AIM OF THE TASK
Find the string "eines" in the listing and report every line that has it.

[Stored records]
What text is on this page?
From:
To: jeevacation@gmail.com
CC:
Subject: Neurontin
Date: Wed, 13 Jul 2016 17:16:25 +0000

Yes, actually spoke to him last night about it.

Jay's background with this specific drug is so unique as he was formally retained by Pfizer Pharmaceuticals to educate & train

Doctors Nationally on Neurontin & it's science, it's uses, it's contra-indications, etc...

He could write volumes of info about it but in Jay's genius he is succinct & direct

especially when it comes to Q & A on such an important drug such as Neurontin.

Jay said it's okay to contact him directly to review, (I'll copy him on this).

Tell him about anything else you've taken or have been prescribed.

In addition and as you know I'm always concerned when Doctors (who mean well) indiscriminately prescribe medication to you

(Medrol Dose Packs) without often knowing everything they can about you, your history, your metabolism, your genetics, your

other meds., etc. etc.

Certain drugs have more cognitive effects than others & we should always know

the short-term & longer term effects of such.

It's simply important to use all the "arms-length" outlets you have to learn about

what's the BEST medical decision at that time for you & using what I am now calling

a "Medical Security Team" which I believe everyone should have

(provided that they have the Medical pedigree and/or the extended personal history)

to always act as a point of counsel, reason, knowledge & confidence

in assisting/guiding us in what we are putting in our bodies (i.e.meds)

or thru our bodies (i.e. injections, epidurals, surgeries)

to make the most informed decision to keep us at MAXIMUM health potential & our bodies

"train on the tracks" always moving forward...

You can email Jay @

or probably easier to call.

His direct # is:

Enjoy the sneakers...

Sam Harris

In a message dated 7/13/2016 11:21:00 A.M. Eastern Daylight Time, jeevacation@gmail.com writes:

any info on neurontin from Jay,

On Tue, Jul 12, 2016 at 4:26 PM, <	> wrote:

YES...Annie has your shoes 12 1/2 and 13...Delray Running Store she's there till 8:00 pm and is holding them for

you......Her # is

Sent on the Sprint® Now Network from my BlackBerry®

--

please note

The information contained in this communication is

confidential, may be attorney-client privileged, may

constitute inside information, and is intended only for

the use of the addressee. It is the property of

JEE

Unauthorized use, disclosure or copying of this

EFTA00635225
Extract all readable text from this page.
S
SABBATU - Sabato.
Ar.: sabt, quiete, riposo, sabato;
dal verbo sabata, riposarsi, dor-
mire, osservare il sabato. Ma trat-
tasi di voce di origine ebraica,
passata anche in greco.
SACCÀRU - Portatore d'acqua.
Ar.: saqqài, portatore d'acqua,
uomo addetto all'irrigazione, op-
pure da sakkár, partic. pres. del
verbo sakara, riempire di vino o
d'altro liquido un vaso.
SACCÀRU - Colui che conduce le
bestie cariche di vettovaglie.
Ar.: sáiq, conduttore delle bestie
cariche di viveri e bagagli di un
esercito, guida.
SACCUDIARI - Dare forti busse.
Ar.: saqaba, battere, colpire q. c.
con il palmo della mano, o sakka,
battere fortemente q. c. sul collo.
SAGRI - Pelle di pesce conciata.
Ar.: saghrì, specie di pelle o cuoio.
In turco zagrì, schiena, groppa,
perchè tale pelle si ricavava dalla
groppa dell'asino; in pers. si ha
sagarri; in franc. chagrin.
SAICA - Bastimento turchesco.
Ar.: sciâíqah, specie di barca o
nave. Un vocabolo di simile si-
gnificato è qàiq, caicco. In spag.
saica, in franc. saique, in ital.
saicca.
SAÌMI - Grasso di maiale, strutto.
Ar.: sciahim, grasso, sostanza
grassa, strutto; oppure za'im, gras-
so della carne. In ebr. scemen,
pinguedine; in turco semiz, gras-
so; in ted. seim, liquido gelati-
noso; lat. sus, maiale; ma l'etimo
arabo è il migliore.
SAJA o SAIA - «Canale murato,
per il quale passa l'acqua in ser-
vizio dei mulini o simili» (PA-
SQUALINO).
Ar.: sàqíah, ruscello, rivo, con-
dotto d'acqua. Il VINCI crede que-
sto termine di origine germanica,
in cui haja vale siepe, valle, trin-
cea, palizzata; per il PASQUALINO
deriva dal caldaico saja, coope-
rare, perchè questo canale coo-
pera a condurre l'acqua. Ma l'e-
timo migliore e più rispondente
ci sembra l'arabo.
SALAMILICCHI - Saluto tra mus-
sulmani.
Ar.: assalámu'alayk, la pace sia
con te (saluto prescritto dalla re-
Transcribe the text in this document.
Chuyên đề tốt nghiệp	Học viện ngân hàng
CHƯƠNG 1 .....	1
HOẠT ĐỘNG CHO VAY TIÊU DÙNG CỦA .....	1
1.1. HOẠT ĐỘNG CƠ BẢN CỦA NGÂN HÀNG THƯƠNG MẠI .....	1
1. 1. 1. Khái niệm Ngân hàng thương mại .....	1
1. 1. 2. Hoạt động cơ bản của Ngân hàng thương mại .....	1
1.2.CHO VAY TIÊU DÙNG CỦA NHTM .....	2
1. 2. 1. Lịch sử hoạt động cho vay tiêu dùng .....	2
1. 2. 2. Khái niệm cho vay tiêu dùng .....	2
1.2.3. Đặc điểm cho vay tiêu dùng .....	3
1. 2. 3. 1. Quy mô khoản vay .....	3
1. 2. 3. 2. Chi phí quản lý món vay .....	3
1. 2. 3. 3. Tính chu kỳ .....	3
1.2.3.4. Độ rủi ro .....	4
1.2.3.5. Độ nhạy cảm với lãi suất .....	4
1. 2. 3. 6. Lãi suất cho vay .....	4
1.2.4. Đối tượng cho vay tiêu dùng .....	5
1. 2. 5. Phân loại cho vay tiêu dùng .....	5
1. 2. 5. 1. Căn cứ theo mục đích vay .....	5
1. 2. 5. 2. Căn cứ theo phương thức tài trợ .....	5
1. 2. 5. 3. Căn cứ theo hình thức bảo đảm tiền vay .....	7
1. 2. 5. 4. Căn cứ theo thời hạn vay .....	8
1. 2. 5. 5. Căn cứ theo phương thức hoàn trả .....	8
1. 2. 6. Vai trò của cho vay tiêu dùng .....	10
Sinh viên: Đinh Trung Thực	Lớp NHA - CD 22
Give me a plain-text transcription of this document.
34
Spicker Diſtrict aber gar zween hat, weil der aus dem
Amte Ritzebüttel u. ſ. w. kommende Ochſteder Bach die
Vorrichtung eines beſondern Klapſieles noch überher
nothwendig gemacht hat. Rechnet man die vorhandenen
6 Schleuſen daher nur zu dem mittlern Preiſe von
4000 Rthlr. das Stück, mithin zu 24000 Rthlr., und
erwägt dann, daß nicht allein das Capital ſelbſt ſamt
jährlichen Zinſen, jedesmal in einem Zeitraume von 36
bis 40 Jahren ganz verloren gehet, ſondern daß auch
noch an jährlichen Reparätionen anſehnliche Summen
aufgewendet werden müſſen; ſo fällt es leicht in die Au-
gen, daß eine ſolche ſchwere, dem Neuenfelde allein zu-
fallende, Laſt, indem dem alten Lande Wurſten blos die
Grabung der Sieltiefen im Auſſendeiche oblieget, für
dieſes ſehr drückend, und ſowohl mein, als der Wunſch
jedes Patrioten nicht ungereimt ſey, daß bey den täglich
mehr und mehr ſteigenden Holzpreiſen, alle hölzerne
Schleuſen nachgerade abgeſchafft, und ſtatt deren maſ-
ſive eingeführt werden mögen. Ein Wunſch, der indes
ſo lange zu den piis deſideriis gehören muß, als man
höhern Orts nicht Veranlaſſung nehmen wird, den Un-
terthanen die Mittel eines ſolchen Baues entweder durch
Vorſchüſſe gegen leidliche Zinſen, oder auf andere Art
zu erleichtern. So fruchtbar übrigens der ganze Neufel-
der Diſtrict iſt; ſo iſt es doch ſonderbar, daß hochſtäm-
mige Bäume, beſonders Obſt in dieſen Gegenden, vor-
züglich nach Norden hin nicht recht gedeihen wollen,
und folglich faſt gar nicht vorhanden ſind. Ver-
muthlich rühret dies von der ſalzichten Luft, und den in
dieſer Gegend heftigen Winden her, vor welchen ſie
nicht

TASK OUTPUT
Vorrichtung eines beſondern Klapſieles noch überher
terthanen die Mittel eines ſolchen Baues entweder durch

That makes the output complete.